* **What you should do**:
What follows is a listing; restate every line of it word for word.

* **Excerpted records**:

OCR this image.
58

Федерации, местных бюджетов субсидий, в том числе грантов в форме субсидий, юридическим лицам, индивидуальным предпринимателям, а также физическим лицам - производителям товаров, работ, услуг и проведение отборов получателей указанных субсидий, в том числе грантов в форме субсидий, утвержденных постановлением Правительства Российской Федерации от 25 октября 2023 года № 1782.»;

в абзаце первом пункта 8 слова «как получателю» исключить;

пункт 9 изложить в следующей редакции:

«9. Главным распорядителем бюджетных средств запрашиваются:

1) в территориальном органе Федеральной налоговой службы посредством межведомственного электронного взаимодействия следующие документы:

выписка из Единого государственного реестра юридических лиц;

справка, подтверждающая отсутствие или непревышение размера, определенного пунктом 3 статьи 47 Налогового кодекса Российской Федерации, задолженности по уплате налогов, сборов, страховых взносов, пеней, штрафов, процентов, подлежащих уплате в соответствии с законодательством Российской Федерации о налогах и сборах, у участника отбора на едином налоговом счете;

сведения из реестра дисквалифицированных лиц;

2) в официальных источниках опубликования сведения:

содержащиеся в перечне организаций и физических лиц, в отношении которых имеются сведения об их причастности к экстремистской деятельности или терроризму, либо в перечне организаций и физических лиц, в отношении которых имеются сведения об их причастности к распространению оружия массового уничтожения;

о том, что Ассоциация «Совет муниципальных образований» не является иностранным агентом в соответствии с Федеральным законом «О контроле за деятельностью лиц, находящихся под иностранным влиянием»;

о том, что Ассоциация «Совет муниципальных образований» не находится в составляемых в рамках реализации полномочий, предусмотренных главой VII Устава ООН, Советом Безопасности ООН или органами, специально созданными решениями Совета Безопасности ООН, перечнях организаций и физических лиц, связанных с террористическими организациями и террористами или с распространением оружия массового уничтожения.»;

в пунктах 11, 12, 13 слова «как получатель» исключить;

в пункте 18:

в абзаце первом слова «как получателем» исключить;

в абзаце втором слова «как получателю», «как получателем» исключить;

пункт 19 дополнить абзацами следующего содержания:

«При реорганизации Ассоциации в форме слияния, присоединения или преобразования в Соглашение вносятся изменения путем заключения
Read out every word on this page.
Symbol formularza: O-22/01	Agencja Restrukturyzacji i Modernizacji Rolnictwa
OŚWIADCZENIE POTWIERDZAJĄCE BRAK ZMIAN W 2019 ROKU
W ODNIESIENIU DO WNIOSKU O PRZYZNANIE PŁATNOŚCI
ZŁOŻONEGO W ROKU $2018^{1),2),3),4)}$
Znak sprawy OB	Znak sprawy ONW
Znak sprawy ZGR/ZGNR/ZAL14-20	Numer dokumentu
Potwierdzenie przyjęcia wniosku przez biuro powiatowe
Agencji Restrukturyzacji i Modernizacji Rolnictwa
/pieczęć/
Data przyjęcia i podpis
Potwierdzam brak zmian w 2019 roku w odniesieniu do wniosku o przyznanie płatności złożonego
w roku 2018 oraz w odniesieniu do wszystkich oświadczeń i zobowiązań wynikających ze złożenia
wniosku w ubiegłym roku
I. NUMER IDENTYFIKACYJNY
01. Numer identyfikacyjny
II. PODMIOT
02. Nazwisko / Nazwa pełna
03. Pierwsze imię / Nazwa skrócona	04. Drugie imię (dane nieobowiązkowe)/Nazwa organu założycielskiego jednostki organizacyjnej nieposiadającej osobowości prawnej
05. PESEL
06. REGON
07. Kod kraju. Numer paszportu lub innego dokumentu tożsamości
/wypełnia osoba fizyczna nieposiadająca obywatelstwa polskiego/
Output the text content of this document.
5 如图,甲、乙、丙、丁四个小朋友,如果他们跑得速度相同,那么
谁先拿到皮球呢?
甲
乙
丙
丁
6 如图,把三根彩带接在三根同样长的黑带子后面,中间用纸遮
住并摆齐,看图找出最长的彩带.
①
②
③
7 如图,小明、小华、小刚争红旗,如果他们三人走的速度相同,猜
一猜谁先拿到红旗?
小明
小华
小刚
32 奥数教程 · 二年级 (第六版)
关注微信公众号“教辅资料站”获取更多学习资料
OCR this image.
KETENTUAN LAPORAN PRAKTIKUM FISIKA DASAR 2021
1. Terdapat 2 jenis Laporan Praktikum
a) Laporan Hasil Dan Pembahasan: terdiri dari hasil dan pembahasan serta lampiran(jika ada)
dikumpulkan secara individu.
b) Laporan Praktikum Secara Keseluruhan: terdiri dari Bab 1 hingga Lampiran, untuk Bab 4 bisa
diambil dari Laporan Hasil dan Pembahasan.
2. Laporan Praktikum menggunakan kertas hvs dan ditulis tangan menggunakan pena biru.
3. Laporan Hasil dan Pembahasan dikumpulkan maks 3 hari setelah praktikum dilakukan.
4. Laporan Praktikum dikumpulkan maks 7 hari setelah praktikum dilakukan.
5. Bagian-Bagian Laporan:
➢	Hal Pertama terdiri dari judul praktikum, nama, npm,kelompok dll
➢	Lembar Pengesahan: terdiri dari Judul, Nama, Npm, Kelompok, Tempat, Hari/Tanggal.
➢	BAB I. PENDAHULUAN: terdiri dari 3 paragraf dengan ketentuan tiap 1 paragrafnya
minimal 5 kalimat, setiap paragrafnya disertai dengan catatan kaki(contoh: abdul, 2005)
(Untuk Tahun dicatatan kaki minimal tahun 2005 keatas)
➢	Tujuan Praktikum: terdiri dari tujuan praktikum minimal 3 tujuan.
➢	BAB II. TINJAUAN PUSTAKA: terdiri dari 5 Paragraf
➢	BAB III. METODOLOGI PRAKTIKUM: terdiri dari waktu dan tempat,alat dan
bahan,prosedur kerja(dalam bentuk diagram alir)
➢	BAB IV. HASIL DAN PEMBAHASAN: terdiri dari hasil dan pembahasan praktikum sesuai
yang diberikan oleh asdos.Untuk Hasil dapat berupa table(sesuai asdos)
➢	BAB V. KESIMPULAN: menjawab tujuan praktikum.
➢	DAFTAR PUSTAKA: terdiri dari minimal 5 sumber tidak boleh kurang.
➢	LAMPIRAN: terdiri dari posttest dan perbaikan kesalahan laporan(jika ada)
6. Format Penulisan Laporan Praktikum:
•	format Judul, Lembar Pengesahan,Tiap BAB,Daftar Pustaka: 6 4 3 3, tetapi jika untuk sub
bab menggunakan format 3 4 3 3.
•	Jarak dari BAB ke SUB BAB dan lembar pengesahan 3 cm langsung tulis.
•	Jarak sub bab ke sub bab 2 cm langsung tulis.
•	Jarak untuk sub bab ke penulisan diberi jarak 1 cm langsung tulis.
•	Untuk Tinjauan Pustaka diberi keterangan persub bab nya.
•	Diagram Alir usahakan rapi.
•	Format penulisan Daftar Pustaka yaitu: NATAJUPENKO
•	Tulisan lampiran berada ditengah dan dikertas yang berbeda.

* **Task solution**:
OCR this image.
58

Федерации, местных бюджетов субсидий, в том числе грантов в форме субсидий, юридическим лицам, индивидуальным предпринимателям, а также физическим лицам - производителям товаров, работ, услуг и проведение отборов получателей указанных субсидий, в том числе грантов в форме субсидий, утвержденных постановлением Правительства Российской Федерации от 25 октября 2023 года № 1782.»;

в абзаце первом пункта 8 слова «как получателю» исключить;

пункт 9 изложить в следующей редакции:

«9. Главным распорядителем бюджетных средств запрашиваются:

1) в территориальном органе Федеральной налоговой службы посредством межведомственного электронного взаимодействия следующие документы:

выписка из Единого государственного реестра юридических лиц;

справка, подтверждающая отсутствие или непревышение размера, определенного пунктом 3 статьи 47 Налогового кодекса Российской Федерации, задолженности по уплате налогов, сборов, страховых взносов, пеней, штрафов, процентов, подлежащих уплате в соответствии с законодательством Российской Федерации о налогах и сборах, у участника отбора на едином налоговом счете;

сведения из реестра дисквалифицированных лиц;

2) в официальных источниках опубликования сведения:

содержащиеся в перечне организаций и физических лиц, в отношении которых имеются сведения об их причастности к экстремистской деятельности или терроризму, либо в перечне организаций и физических лиц, в отношении которых имеются сведения об их причастности к распространению оружия массового уничтожения;

о том, что Ассоциация «Совет муниципальных образований» не является иностранным агентом в соответствии с Федеральным законом «О контроле за деятельностью лиц, находящихся под иностранным влиянием»;

о том, что Ассоциация «Совет муниципальных образований» не находится в составляемых в рамках реализации полномочий, предусмотренных главой VII Устава ООН, Советом Безопасности ООН или органами, специально созданными решениями Совета Безопасности ООН, перечнях организаций и физических лиц, связанных с террористическими организациями и террористами или с распространением оружия массового уничтожения.»;

в пунктах 11, 12, 13 слова «как получатель» исключить;

в пункте 18:

в абзаце первом слова «как получателем» исключить;

в абзаце втором слова «как получателю», «как получателем» исключить;

пункт 19 дополнить абзацами следующего содержания:

«При реорганизации Ассоциации в форме слияния, присоединения или преобразования в Соглашение вносятся изменения путем заключения
Read out every word on this page.
Symbol formularza: O-22/01	Agencja Restrukturyzacji i Modernizacji Rolnictwa
OŚWIADCZENIE POTWIERDZAJĄCE BRAK ZMIAN W 2019 ROKU
W ODNIESIENIU DO WNIOSKU O PRZYZNANIE PŁATNOŚCI
ZŁOŻONEGO W ROKU $2018^{1),2),3),4)}$
Znak sprawy OB	Znak sprawy ONW
Znak sprawy ZGR/ZGNR/ZAL14-20	Numer dokumentu
Potwierdzenie przyjęcia wniosku przez biuro powiatowe
Agencji Restrukturyzacji i Modernizacji Rolnictwa
/pieczęć/
Data przyjęcia i podpis
Potwierdzam brak zmian w 2019 roku w odniesieniu do wniosku o przyznanie płatności złożonego
w roku 2018 oraz w odniesieniu do wszystkich oświadczeń i zobowiązań wynikających ze złożenia
wniosku w ubiegłym roku
I. NUMER IDENTYFIKACYJNY
01. Numer identyfikacyjny
II. PODMIOT
02. Nazwisko / Nazwa pełna
03. Pierwsze imię / Nazwa skrócona	04. Drugie imię (dane nieobowiązkowe)/Nazwa organu założycielskiego jednostki organizacyjnej nieposiadającej osobowości prawnej
05. PESEL
06. REGON
07. Kod kraju. Numer paszportu lub innego dokumentu tożsamości
/wypełnia osoba fizyczna nieposiadająca obywatelstwa polskiego/
Output the text content of this document.
5 如图,甲、乙、丙、丁四个小朋友,如果他们跑得速度相同,那么
谁先拿到皮球呢?
甲
乙
丙
丁
6 如图,把三根彩带接在三根同样长的黑带子后面,中间用纸遮
住并摆齐,看图找出最长的彩带.
①
②
③
7 如图,小明、小华、小刚争红旗,如果他们三人走的速度相同,猜
一猜谁先拿到红旗?
小明
小华
小刚
32 奥数教程 · 二年级 (第六版)
关注微信公众号“教辅资料站”获取更多学习资料
OCR this image.
KETENTUAN LAPORAN PRAKTIKUM FISIKA DASAR 2021
1. Terdapat 2 jenis Laporan Praktikum
a) Laporan Hasil Dan Pembahasan: terdiri dari hasil dan pembahasan serta lampiran(jika ada)
dikumpulkan secara individu.
b) Laporan Praktikum Secara Keseluruhan: terdiri dari Bab 1 hingga Lampiran, untuk Bab 4 bisa
diambil dari Laporan Hasil dan Pembahasan.
2. Laporan Praktikum menggunakan kertas hvs dan ditulis tangan menggunakan pena biru.
3. Laporan Hasil dan Pembahasan dikumpulkan maks 3 hari setelah praktikum dilakukan.
4. Laporan Praktikum dikumpulkan maks 7 hari setelah praktikum dilakukan.
5. Bagian-Bagian Laporan:
➢	Hal Pertama terdiri dari judul praktikum, nama, npm,kelompok dll
➢	Lembar Pengesahan: terdiri dari Judul, Nama, Npm, Kelompok, Tempat, Hari/Tanggal.
➢	BAB I. PENDAHULUAN: terdiri dari 3 paragraf dengan ketentuan tiap 1 paragrafnya
minimal 5 kalimat, setiap paragrafnya disertai dengan catatan kaki(contoh: abdul, 2005)
(Untuk Tahun dicatatan kaki minimal tahun 2005 keatas)
➢	Tujuan Praktikum: terdiri dari tujuan praktikum minimal 3 tujuan.
➢	BAB II. TINJAUAN PUSTAKA: terdiri dari 5 Paragraf
➢	BAB III. METODOLOGI PRAKTIKUM: terdiri dari waktu dan tempat,alat dan
bahan,prosedur kerja(dalam bentuk diagram alir)
➢	BAB IV. HASIL DAN PEMBAHASAN: terdiri dari hasil dan pembahasan praktikum sesuai
yang diberikan oleh asdos.Untuk Hasil dapat berupa table(sesuai asdos)
➢	BAB V. KESIMPULAN: menjawab tujuan praktikum.
➢	DAFTAR PUSTAKA: terdiri dari minimal 5 sumber tidak boleh kurang.
➢	LAMPIRAN: terdiri dari posttest dan perbaikan kesalahan laporan(jika ada)
6. Format Penulisan Laporan Praktikum:
•	format Judul, Lembar Pengesahan,Tiap BAB,Daftar Pustaka: 6 4 3 3, tetapi jika untuk sub
bab menggunakan format 3 4 3 3.
•	Jarak dari BAB ke SUB BAB dan lembar pengesahan 3 cm langsung tulis.
•	Jarak sub bab ke sub bab 2 cm langsung tulis.
•	Jarak untuk sub bab ke penulisan diberi jarak 1 cm langsung tulis.
•	Untuk Tinjauan Pustaka diberi keterangan persub bab nya.
•	Diagram Alir usahakan rapi.
•	Format penulisan Daftar Pustaka yaitu: NATAJUPENKO
•	Tulisan lampiran berada ditengah dan dikertas yang berbeda.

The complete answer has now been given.